* Description of the task: Repeat what the lines below say, word for word, and skip every image.

* Material:

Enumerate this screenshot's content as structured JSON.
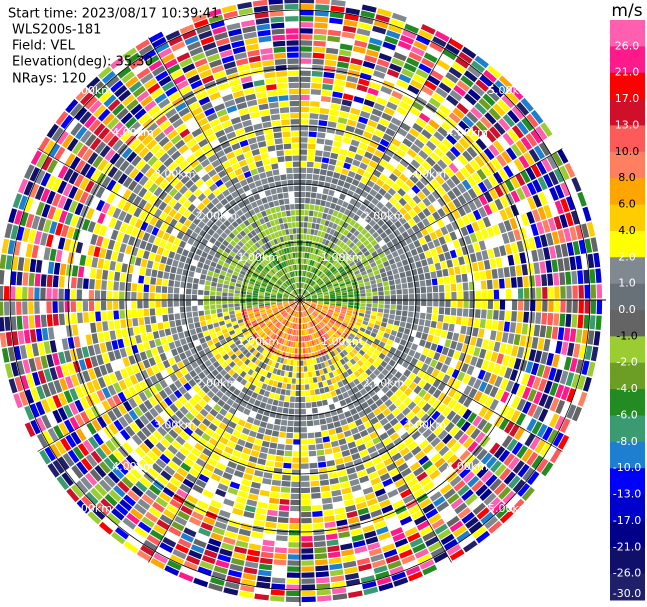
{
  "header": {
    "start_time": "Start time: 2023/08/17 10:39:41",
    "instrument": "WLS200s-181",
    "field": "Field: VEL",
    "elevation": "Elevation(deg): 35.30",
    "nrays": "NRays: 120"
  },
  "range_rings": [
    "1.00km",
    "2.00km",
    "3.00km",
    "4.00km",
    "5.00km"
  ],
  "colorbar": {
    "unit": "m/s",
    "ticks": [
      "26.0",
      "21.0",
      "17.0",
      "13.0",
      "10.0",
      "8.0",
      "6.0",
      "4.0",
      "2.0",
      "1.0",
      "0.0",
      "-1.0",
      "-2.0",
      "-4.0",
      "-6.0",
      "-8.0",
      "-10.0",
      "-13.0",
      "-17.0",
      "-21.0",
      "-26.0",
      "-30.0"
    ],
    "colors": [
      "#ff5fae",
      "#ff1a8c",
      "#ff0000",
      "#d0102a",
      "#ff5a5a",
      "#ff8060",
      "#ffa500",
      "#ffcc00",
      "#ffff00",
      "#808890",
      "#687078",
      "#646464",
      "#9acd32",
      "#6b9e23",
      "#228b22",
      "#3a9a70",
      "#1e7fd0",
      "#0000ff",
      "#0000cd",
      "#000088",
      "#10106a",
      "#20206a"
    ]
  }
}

* Response to the exercise:
Enumerate this screenshot's content as structured JSON.
{
  "header": {
    "start_time": "Start time: 2023/08/17 10:39:41",
    "instrument": "WLS200s-181",
    "field": "Field: VEL",
    "elevation": "Elevation(deg): 35.30",
    "nrays": "NRays: 120"
  },
  "range_rings": [
    "1.00km",
    "2.00km",
    "3.00km",
    "4.00km",
    "5.00km"
  ],
  "colorbar": {
    "unit": "m/s",
    "ticks": [
      "26.0",
      "21.0",
      "17.0",
      "13.0",
      "10.0",
      "8.0",
      "6.0",
      "4.0",
      "2.0",
      "1.0",
      "0.0",
      "-1.0",
      "-2.0",
      "-4.0",
      "-6.0",
      "-8.0",
      "-10.0",
      "-13.0",
      "-17.0",
      "-21.0",
      "-26.0",
      "-30.0"
    ],
    "colors": [
      "#ff5fae",
      "#ff1a8c",
      "#ff0000",
      "#d0102a",
      "#ff5a5a",
      "#ff8060",
      "#ffa500",
      "#ffcc00",
      "#ffff00",
      "#808890",
      "#687078",
      "#646464",
      "#9acd32",
      "#6b9e23",
      "#228b22",
      "#3a9a70",
      "#1e7fd0",
      "#0000ff",
      "#0000cd",
      "#000088",
      "#10106a",
      "#20206a"
    ]
  }
}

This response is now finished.